=== Requirement ===
From the line with "What text is on this page?" to the final line of the records, reproduce every line exactly and only those lines.

Source records
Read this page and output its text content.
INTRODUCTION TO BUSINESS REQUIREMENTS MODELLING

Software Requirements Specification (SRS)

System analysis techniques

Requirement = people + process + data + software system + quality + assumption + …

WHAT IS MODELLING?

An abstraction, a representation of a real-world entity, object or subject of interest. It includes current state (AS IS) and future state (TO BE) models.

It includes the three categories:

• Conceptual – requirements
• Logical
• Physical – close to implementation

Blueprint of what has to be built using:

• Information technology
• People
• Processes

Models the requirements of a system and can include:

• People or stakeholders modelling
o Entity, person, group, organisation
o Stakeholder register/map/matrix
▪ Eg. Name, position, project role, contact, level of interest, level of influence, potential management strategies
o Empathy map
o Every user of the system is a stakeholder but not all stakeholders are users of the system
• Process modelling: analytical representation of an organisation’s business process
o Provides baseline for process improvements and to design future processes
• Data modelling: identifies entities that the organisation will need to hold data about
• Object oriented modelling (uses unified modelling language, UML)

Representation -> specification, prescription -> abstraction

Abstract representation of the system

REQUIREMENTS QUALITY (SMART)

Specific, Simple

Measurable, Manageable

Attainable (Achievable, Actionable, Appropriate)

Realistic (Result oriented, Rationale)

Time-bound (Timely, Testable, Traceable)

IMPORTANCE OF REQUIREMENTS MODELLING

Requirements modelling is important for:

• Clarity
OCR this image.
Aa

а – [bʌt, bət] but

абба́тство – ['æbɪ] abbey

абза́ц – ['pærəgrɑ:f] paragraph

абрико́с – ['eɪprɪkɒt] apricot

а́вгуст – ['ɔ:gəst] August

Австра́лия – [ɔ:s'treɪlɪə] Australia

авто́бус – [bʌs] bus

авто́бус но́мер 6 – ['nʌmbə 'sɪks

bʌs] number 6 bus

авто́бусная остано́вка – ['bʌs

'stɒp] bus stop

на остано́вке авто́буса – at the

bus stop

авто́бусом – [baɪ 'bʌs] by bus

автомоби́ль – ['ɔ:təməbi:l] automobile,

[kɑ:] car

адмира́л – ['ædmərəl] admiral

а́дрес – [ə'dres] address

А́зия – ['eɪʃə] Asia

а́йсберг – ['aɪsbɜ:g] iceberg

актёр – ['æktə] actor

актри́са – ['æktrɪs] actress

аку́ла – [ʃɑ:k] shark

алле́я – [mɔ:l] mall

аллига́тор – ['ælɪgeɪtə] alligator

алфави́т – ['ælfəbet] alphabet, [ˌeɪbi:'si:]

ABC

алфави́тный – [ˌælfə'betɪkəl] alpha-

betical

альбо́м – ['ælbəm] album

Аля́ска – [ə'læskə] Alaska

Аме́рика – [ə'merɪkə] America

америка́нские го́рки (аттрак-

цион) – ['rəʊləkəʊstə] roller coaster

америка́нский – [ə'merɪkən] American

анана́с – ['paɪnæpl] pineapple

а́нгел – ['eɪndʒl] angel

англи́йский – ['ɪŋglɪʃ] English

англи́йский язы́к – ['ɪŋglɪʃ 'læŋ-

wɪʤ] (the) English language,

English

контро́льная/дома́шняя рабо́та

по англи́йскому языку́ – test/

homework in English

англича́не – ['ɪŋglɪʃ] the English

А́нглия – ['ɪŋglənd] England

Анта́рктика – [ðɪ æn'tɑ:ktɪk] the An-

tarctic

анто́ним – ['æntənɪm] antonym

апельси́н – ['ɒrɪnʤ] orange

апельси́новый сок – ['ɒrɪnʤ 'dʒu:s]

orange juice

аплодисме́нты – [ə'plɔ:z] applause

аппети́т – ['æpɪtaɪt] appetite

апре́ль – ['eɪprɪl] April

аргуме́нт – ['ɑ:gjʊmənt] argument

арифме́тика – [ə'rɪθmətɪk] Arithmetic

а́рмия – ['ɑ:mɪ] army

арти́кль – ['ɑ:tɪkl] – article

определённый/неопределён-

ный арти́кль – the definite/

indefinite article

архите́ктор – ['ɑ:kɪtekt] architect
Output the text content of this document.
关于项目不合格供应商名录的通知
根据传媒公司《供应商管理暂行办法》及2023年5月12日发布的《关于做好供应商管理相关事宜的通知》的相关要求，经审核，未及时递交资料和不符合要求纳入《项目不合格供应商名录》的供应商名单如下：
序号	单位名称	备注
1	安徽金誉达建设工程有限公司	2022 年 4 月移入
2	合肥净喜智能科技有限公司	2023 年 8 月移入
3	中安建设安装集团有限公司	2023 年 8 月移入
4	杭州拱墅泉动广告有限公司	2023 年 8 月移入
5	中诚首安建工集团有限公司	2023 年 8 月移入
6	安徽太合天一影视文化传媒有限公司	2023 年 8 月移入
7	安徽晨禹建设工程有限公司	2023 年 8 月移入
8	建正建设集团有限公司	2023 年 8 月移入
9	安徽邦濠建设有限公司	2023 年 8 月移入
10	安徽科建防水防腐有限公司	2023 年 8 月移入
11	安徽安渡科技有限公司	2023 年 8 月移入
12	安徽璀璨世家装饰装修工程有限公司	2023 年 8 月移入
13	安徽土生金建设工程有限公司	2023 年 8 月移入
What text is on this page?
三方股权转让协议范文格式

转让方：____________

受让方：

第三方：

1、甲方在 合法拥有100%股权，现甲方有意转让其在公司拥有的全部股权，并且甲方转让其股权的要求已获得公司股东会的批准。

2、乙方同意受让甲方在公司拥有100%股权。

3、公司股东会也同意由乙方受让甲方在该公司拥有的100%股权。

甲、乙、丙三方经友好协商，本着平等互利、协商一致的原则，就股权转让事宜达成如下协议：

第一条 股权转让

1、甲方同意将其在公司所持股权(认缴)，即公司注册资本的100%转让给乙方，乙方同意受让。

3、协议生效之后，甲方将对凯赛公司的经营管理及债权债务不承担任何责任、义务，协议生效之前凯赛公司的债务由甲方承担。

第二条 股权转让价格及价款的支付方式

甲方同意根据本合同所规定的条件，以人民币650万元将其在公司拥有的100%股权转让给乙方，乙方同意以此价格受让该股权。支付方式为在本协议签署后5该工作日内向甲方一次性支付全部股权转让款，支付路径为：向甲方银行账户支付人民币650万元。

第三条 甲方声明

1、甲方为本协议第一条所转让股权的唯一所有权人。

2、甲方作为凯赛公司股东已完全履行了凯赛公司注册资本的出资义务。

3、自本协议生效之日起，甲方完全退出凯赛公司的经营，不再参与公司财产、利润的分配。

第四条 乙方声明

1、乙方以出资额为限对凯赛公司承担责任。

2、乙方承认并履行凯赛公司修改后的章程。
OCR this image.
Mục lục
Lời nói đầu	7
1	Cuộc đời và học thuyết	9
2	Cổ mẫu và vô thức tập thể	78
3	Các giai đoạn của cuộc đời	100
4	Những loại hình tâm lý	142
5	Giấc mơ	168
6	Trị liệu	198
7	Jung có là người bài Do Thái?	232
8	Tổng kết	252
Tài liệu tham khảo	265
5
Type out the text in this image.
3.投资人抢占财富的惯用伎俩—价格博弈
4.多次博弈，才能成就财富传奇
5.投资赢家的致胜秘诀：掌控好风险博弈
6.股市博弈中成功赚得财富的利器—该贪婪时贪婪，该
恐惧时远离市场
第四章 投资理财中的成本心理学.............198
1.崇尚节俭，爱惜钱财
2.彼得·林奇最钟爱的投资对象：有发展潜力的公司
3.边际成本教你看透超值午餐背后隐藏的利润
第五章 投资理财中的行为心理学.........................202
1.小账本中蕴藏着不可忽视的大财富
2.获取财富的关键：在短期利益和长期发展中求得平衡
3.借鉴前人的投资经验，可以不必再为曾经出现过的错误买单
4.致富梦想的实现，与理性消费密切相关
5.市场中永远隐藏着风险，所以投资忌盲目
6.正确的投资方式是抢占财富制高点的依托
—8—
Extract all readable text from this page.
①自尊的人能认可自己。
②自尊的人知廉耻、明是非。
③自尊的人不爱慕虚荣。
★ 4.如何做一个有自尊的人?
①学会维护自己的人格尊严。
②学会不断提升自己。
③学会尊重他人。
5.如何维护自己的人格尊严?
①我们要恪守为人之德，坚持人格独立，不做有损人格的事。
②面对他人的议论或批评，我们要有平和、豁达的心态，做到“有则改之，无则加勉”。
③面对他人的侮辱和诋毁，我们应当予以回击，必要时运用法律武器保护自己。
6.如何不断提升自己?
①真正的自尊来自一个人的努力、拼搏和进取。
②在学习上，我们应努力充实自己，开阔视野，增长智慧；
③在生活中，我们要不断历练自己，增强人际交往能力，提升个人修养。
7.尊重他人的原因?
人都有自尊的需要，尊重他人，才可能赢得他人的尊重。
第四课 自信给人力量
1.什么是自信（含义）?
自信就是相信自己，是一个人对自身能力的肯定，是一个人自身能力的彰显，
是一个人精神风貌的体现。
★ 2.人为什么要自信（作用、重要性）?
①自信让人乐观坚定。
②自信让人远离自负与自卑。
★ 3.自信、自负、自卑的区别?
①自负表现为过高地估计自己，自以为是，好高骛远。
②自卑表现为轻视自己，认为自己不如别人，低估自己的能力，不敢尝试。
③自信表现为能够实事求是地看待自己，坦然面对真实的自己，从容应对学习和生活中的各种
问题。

=== Solution for this problem ===
What text is on this page?
三方股权转让协议范文格式

转让方：____________

受让方：

第三方：

1、甲方在 合法拥有100%股权，现甲方有意转让其在公司拥有的全部股权，并且甲方转让其股权的要求已获得公司股东会的批准。

2、乙方同意受让甲方在公司拥有100%股权。

3、公司股东会也同意由乙方受让甲方在该公司拥有的100%股权。

甲、乙、丙三方经友好协商，本着平等互利、协商一致的原则，就股权转让事宜达成如下协议：

第一条 股权转让

1、甲方同意将其在公司所持股权(认缴)，即公司注册资本的100%转让给乙方，乙方同意受让。

3、协议生效之后，甲方将对凯赛公司的经营管理及债权债务不承担任何责任、义务，协议生效之前凯赛公司的债务由甲方承担。

第二条 股权转让价格及价款的支付方式

甲方同意根据本合同所规定的条件，以人民币650万元将其在公司拥有的100%股权转让给乙方，乙方同意以此价格受让该股权。支付方式为在本协议签署后5该工作日内向甲方一次性支付全部股权转让款，支付路径为：向甲方银行账户支付人民币650万元。

第三条 甲方声明

1、甲方为本协议第一条所转让股权的唯一所有权人。

2、甲方作为凯赛公司股东已完全履行了凯赛公司注册资本的出资义务。

3、自本协议生效之日起，甲方完全退出凯赛公司的经营，不再参与公司财产、利润的分配。

第四条 乙方声明

1、乙方以出资额为限对凯赛公司承担责任。

2、乙方承认并履行凯赛公司修改后的章程。
OCR this image.
Mục lục
Lời nói đầu	7
1	Cuộc đời và học thuyết	9
2	Cổ mẫu và vô thức tập thể	78
3	Các giai đoạn của cuộc đời	100
4	Những loại hình tâm lý	142
5	Giấc mơ	168
6	Trị liệu	198
7	Jung có là người bài Do Thái?	232
8	Tổng kết	252
Tài liệu tham khảo	265
5
Type out the text in this image.
3.投资人抢占财富的惯用伎俩—价格博弈
4.多次博弈，才能成就财富传奇
5.投资赢家的致胜秘诀：掌控好风险博弈
6.股市博弈中成功赚得财富的利器—该贪婪时贪婪，该
恐惧时远离市场
第四章 投资理财中的成本心理学.............198
1.崇尚节俭，爱惜钱财
2.彼得·林奇最钟爱的投资对象：有发展潜力的公司
3.边际成本教你看透超值午餐背后隐藏的利润
第五章 投资理财中的行为心理学.........................202
1.小账本中蕴藏着不可忽视的大财富
2.获取财富的关键：在短期利益和长期发展中求得平衡
3.借鉴前人的投资经验，可以不必再为曾经出现过的错误买单
4.致富梦想的实现，与理性消费密切相关
5.市场中永远隐藏着风险，所以投资忌盲目
6.正确的投资方式是抢占财富制高点的依托
—8—
Extract all readable text from this page.
①自尊的人能认可自己。
②自尊的人知廉耻、明是非。
③自尊的人不爱慕虚荣。
★ 4.如何做一个有自尊的人?
①学会维护自己的人格尊严。
②学会不断提升自己。
③学会尊重他人。
5.如何维护自己的人格尊严?
①我们要恪守为人之德，坚持人格独立，不做有损人格的事。
②面对他人的议论或批评，我们要有平和、豁达的心态，做到“有则改之，无则加勉”。
③面对他人的侮辱和诋毁，我们应当予以回击，必要时运用法律武器保护自己。
6.如何不断提升自己?
①真正的自尊来自一个人的努力、拼搏和进取。
②在学习上，我们应努力充实自己，开阔视野，增长智慧；
③在生活中，我们要不断历练自己，增强人际交往能力，提升个人修养。
7.尊重他人的原因?
人都有自尊的需要，尊重他人，才可能赢得他人的尊重。
第四课 自信给人力量
1.什么是自信（含义）?
自信就是相信自己，是一个人对自身能力的肯定，是一个人自身能力的彰显，
是一个人精神风貌的体现。
★ 2.人为什么要自信（作用、重要性）?
①自信让人乐观坚定。
②自信让人远离自负与自卑。
★ 3.自信、自负、自卑的区别?
①自负表现为过高地估计自己，自以为是，好高骛远。
②自卑表现为轻视自己，认为自己不如别人，低估自己的能力，不敢尝试。
③自信表现为能够实事求是地看待自己，坦然面对真实的自己，从容应对学习和生活中的各种
问题。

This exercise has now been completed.